Set task
Output each entry verbatim and exclude every picture from it.

Stored data
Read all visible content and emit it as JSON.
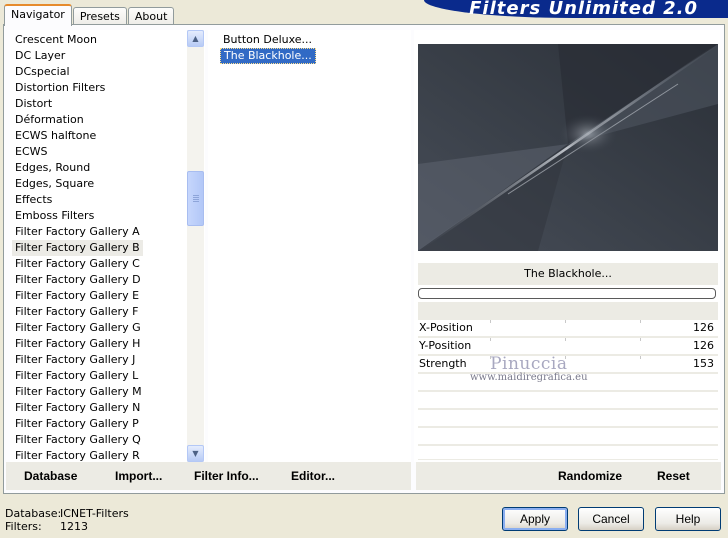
{
  "tabs": [
    {
      "label": "Navigator",
      "active": true
    },
    {
      "label": "Presets",
      "active": false
    },
    {
      "label": "About",
      "active": false
    }
  ],
  "banner_title": "Filters Unlimited 2.0",
  "categories": [
    "Crescent Moon",
    "DC Layer",
    "DCspecial",
    "Distortion Filters",
    "Distort",
    "Déformation",
    "ECWS halftone",
    "ECWS",
    "Edges, Round",
    "Edges, Square",
    "Effects",
    "Emboss Filters",
    "Filter Factory Gallery A",
    "Filter Factory Gallery B",
    "Filter Factory Gallery C",
    "Filter Factory Gallery D",
    "Filter Factory Gallery E",
    "Filter Factory Gallery F",
    "Filter Factory Gallery G",
    "Filter Factory Gallery H",
    "Filter Factory Gallery J",
    "Filter Factory Gallery L",
    "Filter Factory Gallery M",
    "Filter Factory Gallery N",
    "Filter Factory Gallery P",
    "Filter Factory Gallery Q",
    "Filter Factory Gallery R"
  ],
  "selected_category_index": 13,
  "filters": [
    "Button Deluxe...",
    "The Blackhole..."
  ],
  "selected_filter_index": 1,
  "preview": {
    "filter_name": "The Blackhole..."
  },
  "params": [
    {
      "label": "X-Position",
      "value": "126"
    },
    {
      "label": "Y-Position",
      "value": "126"
    },
    {
      "label": "Strength",
      "value": "153"
    }
  ],
  "watermark": {
    "line1": "Pinuccia",
    "line2": "www.maidiregrafica.eu"
  },
  "toolbar": {
    "database": "Database",
    "import": "Import...",
    "filter_info": "Filter Info...",
    "editor": "Editor...",
    "randomize": "Randomize",
    "reset": "Reset"
  },
  "status": {
    "database_label": "Database:",
    "database_value": "ICNET-Filters",
    "filters_label": "Filters:",
    "filters_value": "1213"
  },
  "buttons": {
    "apply": "Apply",
    "cancel": "Cancel",
    "help": "Help"
  },
  "colors": {
    "selection": "#316ac5",
    "banner": "#0a2a8c",
    "tab_accent": "#e68b2c"
  }
}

The result
Read all visible content and emit it as JSON.
{
  "tabs": [
    {
      "label": "Navigator",
      "active": true
    },
    {
      "label": "Presets",
      "active": false
    },
    {
      "label": "About",
      "active": false
    }
  ],
  "banner_title": "Filters Unlimited 2.0",
  "categories": [
    "Crescent Moon",
    "DC Layer",
    "DCspecial",
    "Distortion Filters",
    "Distort",
    "Déformation",
    "ECWS halftone",
    "ECWS",
    "Edges, Round",
    "Edges, Square",
    "Effects",
    "Emboss Filters",
    "Filter Factory Gallery A",
    "Filter Factory Gallery B",
    "Filter Factory Gallery C",
    "Filter Factory Gallery D",
    "Filter Factory Gallery E",
    "Filter Factory Gallery F",
    "Filter Factory Gallery G",
    "Filter Factory Gallery H",
    "Filter Factory Gallery J",
    "Filter Factory Gallery L",
    "Filter Factory Gallery M",
    "Filter Factory Gallery N",
    "Filter Factory Gallery P",
    "Filter Factory Gallery Q",
    "Filter Factory Gallery R"
  ],
  "selected_category_index": 13,
  "filters": [
    "Button Deluxe...",
    "The Blackhole..."
  ],
  "selected_filter_index": 1,
  "preview": {
    "filter_name": "The Blackhole..."
  },
  "params": [
    {
      "label": "X-Position",
      "value": "126"
    },
    {
      "label": "Y-Position",
      "value": "126"
    },
    {
      "label": "Strength",
      "value": "153"
    }
  ],
  "watermark": {
    "line1": "Pinuccia",
    "line2": "www.maidiregrafica.eu"
  },
  "toolbar": {
    "database": "Database",
    "import": "Import...",
    "filter_info": "Filter Info...",
    "editor": "Editor...",
    "randomize": "Randomize",
    "reset": "Reset"
  },
  "status": {
    "database_label": "Database:",
    "database_value": "ICNET-Filters",
    "filters_label": "Filters:",
    "filters_value": "1213"
  },
  "buttons": {
    "apply": "Apply",
    "cancel": "Cancel",
    "help": "Help"
  },
  "colors": {
    "selection": "#316ac5",
    "banner": "#0a2a8c",
    "tab_accent": "#e68b2c"
  }
}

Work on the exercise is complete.